==== Stored records

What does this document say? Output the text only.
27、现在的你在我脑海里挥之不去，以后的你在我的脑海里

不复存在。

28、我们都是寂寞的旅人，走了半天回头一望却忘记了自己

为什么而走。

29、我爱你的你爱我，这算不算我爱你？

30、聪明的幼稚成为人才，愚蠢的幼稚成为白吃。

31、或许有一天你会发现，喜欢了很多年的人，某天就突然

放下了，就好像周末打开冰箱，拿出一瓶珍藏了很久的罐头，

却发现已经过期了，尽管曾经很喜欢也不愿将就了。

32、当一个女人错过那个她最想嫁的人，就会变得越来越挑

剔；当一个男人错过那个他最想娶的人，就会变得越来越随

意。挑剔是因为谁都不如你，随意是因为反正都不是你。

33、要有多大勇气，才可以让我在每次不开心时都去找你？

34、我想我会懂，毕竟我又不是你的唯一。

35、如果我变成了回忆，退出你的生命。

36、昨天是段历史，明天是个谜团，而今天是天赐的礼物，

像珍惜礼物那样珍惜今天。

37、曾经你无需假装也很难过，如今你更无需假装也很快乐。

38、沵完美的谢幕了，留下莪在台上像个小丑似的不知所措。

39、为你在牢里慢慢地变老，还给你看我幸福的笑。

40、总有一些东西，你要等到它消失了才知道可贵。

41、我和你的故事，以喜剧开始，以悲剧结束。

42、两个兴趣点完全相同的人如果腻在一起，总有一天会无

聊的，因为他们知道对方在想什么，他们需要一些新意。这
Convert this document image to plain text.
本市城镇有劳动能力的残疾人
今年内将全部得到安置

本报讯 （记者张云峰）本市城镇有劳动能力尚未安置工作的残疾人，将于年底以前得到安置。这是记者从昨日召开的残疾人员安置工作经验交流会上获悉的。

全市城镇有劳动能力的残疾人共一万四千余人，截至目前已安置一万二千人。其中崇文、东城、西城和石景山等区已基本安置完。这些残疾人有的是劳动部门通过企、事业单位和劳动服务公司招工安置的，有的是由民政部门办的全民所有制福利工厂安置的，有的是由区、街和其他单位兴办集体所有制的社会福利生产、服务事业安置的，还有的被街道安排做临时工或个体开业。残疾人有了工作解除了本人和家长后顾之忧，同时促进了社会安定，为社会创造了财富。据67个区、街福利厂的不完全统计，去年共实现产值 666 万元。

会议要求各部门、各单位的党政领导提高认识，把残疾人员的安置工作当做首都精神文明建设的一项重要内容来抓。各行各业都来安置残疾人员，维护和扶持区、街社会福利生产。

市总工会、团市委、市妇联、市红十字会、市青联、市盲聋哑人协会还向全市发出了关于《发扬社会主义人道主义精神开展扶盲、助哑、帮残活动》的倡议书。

========

→ **Instruction**
Output all of the data again, exactly.

→ **In response**
What does this document say? Output the text only.
27、现在的你在我脑海里挥之不去，以后的你在我的脑海里

不复存在。

28、我们都是寂寞的旅人，走了半天回头一望却忘记了自己

为什么而走。

29、我爱你的你爱我，这算不算我爱你？

30、聪明的幼稚成为人才，愚蠢的幼稚成为白吃。

31、或许有一天你会发现，喜欢了很多年的人，某天就突然

放下了，就好像周末打开冰箱，拿出一瓶珍藏了很久的罐头，

却发现已经过期了，尽管曾经很喜欢也不愿将就了。

32、当一个女人错过那个她最想嫁的人，就会变得越来越挑

剔；当一个男人错过那个他最想娶的人，就会变得越来越随

意。挑剔是因为谁都不如你，随意是因为反正都不是你。

33、要有多大勇气，才可以让我在每次不开心时都去找你？

34、我想我会懂，毕竟我又不是你的唯一。

35、如果我变成了回忆，退出你的生命。

36、昨天是段历史，明天是个谜团，而今天是天赐的礼物，

像珍惜礼物那样珍惜今天。

37、曾经你无需假装也很难过，如今你更无需假装也很快乐。

38、沵完美的谢幕了，留下莪在台上像个小丑似的不知所措。

39、为你在牢里慢慢地变老，还给你看我幸福的笑。

40、总有一些东西，你要等到它消失了才知道可贵。

41、我和你的故事，以喜剧开始，以悲剧结束。

42、两个兴趣点完全相同的人如果腻在一起，总有一天会无

聊的，因为他们知道对方在想什么，他们需要一些新意。这
Convert this document image to plain text.
本市城镇有劳动能力的残疾人
今年内将全部得到安置

本报讯 （记者张云峰）本市城镇有劳动能力尚未安置工作的残疾人，将于年底以前得到安置。这是记者从昨日召开的残疾人员安置工作经验交流会上获悉的。

全市城镇有劳动能力的残疾人共一万四千余人，截至目前已安置一万二千人。其中崇文、东城、西城和石景山等区已基本安置完。这些残疾人有的是劳动部门通过企、事业单位和劳动服务公司招工安置的，有的是由民政部门办的全民所有制福利工厂安置的，有的是由区、街和其他单位兴办集体所有制的社会福利生产、服务事业安置的，还有的被街道安排做临时工或个体开业。残疾人有了工作解除了本人和家长后顾之忧，同时促进了社会安定，为社会创造了财富。据67个区、街福利厂的不完全统计，去年共实现产值 666 万元。

会议要求各部门、各单位的党政领导提高认识，把残疾人员的安置工作当做首都精神文明建设的一项重要内容来抓。各行各业都来安置残疾人员，维护和扶持区、街社会福利生产。

市总工会、团市委、市妇联、市红十字会、市青联、市盲聋哑人协会还向全市发出了关于《发扬社会主义人道主义精神开展扶盲、助哑、帮残活动》的倡议书。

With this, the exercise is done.